■ **Extract to read**:
========================

Torah
Also by Menachem Fisch: The Dialogical Rationality of Judaism’s Formative Canon
The story of the Exodus, of Israel’s bondage and miraculous deliverance, is the only one of our many stories that we are required by Jewish religious law not merely to tell and remember, but to reenact and internalize. It is the only story, the only juncture of Jewish history, that we are solemnly obliged to regard ourselves as having personally experienced. “In every generation,” says the Passover Haggadah, “a person must see himself as if he had gone out of Egypt.” In addition, it is the only story for which there exists a special mitzva to pass on to our children — a point made explicitly no fewer than four times in the biblical book of Exodus.
Seder night is a strangely unique event in the Jewish ritual calendar. The dining room is converted into a combination of beit midrash and beit knesset — study hall and synagogue — in which, reclining around the table in Roman banquet style, men and women together ponder the Exodus, reciting the Hallel and other prayers, feasting in a heady tangle of ritualistic gestures commemorative of both our slavery and liberation. It is, above all, a night of remembrance. But it also signifies a severe case of religious forgetting, with serious implications for our collective future.
On the day after the Seder begins the counting of the Omer. “You shall count off seven weeks,” commands the Torah. “You must count until the day after the seventh week: fifty days.” (Leviticus 23:15-16). That fiftieth day, of course, is the holiday of Shavuot. The counting itself is a pedantic daily tally: “Today is twenty-five days, which is three weeks and four days of the Omer.” The tense and meticulous counting creates the strong impression that what began on the first day of Pesach reached completion on Shavuot. As we have all been taught, Pesach celebrates the Exodus from Egypt, and Shavuot commemorates the Giving of the Law at Sinai, matan Torah. The Omer serves to remind us that we Jews were miraculously delivered from Egypt in order to stand at Sinai; that the final purpose and goal of the Exodus was to form a religion.
But the Torah itself tells a very different story. In the beginning of the book of Deuteronomy, as the Israelites stand ready to cross the Jordan River and enter the Promised Land, Moses says to them: “The Lord our God spoke to us at Horev, saying: You have stayed long enough at this mountain. Start out and make your way to the hill country of the Amorites and to all their neighbors in the Aravah . . . Go, take possession of the land that the Lord swore to your fathers, Abraham, Isaac, and Jacob, to give to them and to their offspring after them.” (Deuteronomy 1:6-8). Mount Sinai, also known as Horev, is described by Moses as an important but intermediary stop, where Israel must not tarry too long en route to its main political mission. According to the biblical narrative, what began with the Exodus has not reached its culmination at Sinai.

========================

■ **Provided entries**:
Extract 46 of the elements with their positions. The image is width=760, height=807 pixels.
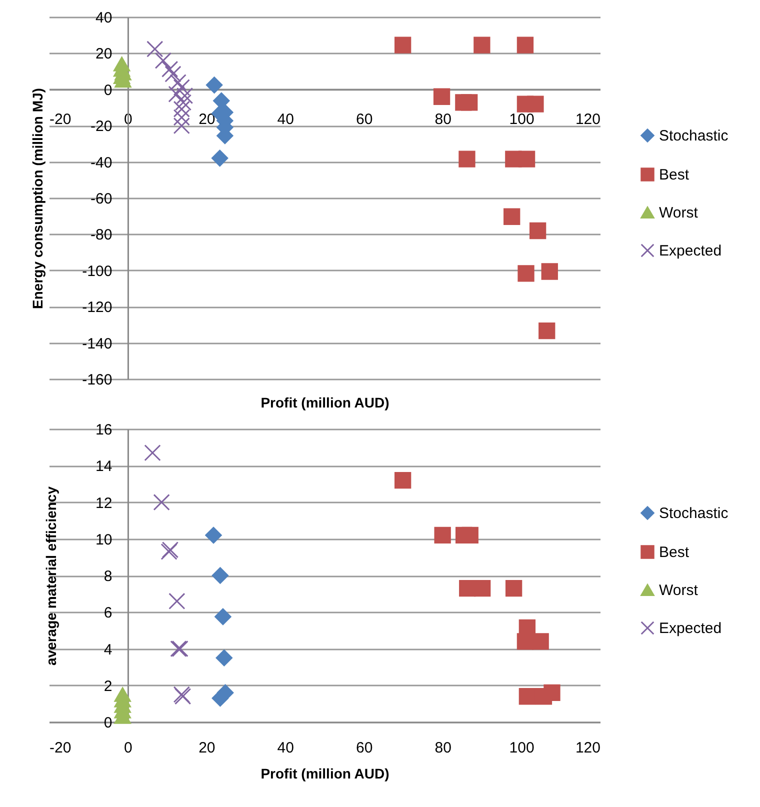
x-tick-label: -20 [50, 740, 72, 756]
x-tick-label: 120 [575, 740, 600, 756]
y-tick-label: 10 [96, 531, 112, 548]
y-tick-label: 4 [104, 641, 112, 658]
x-tick-label: 80 [434, 740, 452, 756]
x-tick-label: 20 [198, 110, 216, 128]
legend-label: Worst [659, 204, 699, 222]
legend-label: Expected [659, 242, 722, 260]
x-tick-label: 60 [356, 740, 373, 756]
y-tick-label: 14 [96, 458, 112, 476]
y-tick-label: 0 [104, 714, 112, 732]
x-tick-label: 100 [509, 740, 534, 756]
legend-label: Expected [659, 620, 722, 637]
y-tick-label: 6 [104, 604, 112, 622]
legend-label: Worst [659, 582, 699, 599]
x-axis-title: Profit (million AUD) [260, 766, 390, 782]
x-tick-label: 80 [434, 110, 452, 128]
y-tick-label: 2 [104, 678, 112, 695]
legend-label: Stochastic [659, 505, 729, 522]
y-tick-label: -120 [82, 299, 112, 316]
x-axis-title: Profit (million AUD) [260, 394, 390, 410]
y-tick-label: 0 [104, 82, 112, 99]
x-tick-label: 60 [356, 110, 373, 128]
legend-label: Best [659, 544, 690, 561]
legend-label: Stochastic [659, 128, 729, 144]
x-tick-label: 40 [277, 110, 294, 128]
y-tick-label: -100 [82, 262, 112, 280]
x-tick-label: 100 [509, 110, 534, 128]
y-tick-label: -60 [90, 190, 112, 208]
y-axis-title: Energy consumption (million MJ) [29, 88, 46, 309]
x-tick-label: 0 [124, 740, 132, 756]
y-tick-label: -160 [82, 372, 112, 388]
x-tick-label: 20 [198, 740, 216, 756]
legend-label: Best [659, 166, 690, 184]
y-tick-label: 8 [104, 568, 112, 585]
x-tick-label: -20 [50, 110, 72, 128]
y-tick-label: 16 [96, 422, 112, 438]
y-tick-label: 20 [96, 46, 112, 63]
y-tick-label: -40 [90, 154, 112, 172]
x-tick-label: 40 [277, 740, 294, 756]
y-tick-label: -80 [90, 226, 112, 244]
y-tick-label: 40 [96, 10, 112, 26]
y-tick-label: 12 [96, 494, 112, 512]
y-axis-title: average material efficiency [42, 486, 59, 666]
y-tick-label: -140 [82, 335, 112, 352]
x-tick-label: 120 [575, 110, 600, 128]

========================

■ **Jobs**:
[a] In the essay on the Exodus, what other name is given for Mount Sinai?
[b] Copy the lines of the records verbatim, starting with the line containing "x-tick-label: -20 [50, 740, 72, 756]" and continuing through the line containing "x-tick-label: 60 [356, 740, 373, 756]".
The records are unrelated to the essay on the Exodus.

■ **Solution list**:
[a] Horev

[b]
x-tick-label: -20 [50, 740, 72, 756]
x-tick-label: 120 [575, 740, 600, 756]
y-tick-label: 10 [96, 531, 112, 548]
y-tick-label: 4 [104, 641, 112, 658]
x-tick-label: 80 [434, 740, 452, 756]
x-tick-label: 20 [198, 110, 216, 128]
legend-label: Worst [659, 204, 699, 222]
legend-label: Expected [659, 242, 722, 260]
x-tick-label: 60 [356, 740, 373, 756]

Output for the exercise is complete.